* Material to process:
####

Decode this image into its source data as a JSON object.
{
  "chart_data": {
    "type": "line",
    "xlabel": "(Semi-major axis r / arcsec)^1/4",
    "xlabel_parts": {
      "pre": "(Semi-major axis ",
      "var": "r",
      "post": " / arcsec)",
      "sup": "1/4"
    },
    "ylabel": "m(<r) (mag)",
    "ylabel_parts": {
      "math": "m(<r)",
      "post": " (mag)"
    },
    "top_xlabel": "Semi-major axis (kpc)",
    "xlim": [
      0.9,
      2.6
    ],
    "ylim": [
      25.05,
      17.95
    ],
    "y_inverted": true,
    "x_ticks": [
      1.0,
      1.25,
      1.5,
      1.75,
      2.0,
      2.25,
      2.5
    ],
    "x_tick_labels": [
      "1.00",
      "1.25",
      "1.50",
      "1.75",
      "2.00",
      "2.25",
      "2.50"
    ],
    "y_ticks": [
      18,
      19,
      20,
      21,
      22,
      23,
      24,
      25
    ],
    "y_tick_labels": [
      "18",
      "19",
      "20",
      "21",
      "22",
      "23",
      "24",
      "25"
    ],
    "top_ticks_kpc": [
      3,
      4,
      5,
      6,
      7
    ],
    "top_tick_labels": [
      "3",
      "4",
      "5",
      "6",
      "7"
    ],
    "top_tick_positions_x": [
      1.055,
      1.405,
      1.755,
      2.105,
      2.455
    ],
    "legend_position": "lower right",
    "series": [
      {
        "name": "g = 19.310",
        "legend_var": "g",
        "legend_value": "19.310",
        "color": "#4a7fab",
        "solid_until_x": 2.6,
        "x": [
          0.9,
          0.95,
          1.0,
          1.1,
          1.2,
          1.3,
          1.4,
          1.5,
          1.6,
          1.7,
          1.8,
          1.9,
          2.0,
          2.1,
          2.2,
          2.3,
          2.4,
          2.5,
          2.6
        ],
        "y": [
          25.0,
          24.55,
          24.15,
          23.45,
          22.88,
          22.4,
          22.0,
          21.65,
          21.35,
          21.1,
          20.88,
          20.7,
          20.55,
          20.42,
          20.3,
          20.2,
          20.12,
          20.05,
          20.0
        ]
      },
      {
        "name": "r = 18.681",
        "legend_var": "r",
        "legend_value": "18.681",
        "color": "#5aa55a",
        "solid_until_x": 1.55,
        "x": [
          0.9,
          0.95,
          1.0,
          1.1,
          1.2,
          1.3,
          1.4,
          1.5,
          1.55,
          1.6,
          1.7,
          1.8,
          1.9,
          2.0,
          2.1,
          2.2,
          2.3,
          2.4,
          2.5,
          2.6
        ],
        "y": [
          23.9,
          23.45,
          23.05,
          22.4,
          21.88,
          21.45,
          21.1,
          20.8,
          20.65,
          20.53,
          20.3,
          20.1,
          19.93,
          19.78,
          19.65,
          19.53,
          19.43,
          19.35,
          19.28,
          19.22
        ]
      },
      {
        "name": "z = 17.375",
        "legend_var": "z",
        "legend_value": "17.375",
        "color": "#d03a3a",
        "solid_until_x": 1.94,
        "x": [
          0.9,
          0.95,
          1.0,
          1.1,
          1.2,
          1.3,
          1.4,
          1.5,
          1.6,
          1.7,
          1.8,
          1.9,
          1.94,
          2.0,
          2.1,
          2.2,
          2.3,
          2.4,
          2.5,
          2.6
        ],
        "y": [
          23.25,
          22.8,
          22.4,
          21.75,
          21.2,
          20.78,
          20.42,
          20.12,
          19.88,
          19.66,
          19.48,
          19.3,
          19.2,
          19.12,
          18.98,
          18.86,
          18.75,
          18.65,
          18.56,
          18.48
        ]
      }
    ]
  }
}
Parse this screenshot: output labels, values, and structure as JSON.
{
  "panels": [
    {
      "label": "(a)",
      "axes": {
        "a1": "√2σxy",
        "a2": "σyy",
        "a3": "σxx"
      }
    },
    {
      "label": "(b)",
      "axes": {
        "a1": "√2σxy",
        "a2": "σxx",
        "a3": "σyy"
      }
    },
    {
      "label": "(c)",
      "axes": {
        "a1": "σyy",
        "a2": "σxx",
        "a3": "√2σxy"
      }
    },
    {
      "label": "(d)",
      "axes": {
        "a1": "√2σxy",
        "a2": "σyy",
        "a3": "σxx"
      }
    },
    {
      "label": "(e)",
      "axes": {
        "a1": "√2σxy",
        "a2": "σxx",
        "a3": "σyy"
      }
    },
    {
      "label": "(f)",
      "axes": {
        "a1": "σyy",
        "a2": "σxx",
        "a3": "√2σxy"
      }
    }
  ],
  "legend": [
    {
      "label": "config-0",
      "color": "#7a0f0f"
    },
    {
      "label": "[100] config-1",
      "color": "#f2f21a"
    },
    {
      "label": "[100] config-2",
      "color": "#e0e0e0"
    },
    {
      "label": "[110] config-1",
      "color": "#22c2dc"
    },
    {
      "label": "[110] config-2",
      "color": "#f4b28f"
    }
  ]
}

####

Among the entries above, how many lines hold the word "major"? Reply with only that number.

3